--- start Material shown ---

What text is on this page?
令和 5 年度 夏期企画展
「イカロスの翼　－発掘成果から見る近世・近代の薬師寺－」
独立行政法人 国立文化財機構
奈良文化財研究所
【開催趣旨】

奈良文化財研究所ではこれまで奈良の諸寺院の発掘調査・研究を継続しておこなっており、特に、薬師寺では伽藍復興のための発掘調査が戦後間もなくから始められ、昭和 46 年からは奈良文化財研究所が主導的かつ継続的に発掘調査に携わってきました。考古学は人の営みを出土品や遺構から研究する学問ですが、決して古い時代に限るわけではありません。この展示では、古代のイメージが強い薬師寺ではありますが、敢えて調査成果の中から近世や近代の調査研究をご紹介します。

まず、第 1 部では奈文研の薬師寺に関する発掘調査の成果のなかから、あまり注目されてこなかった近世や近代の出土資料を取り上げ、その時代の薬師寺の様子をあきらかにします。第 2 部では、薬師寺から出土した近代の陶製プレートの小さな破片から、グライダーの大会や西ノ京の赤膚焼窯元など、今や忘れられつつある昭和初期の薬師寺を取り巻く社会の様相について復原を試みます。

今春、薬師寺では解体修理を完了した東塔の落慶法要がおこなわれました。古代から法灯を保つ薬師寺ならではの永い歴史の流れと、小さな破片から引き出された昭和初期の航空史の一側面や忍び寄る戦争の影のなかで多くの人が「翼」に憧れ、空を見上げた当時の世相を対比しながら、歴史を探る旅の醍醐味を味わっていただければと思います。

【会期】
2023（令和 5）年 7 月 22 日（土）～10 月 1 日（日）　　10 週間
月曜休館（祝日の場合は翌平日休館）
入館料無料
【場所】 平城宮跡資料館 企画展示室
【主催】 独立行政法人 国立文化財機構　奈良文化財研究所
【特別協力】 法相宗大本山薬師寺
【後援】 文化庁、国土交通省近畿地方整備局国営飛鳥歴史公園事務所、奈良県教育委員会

--- end Material shown ---

→ Written request:
Check every line for "国立文化財機構" and show the ones that have it.

→ Written solution:
独立行政法人 国立文化財機構
【主催】 独立行政法人 国立文化財機構　奈良文化財研究所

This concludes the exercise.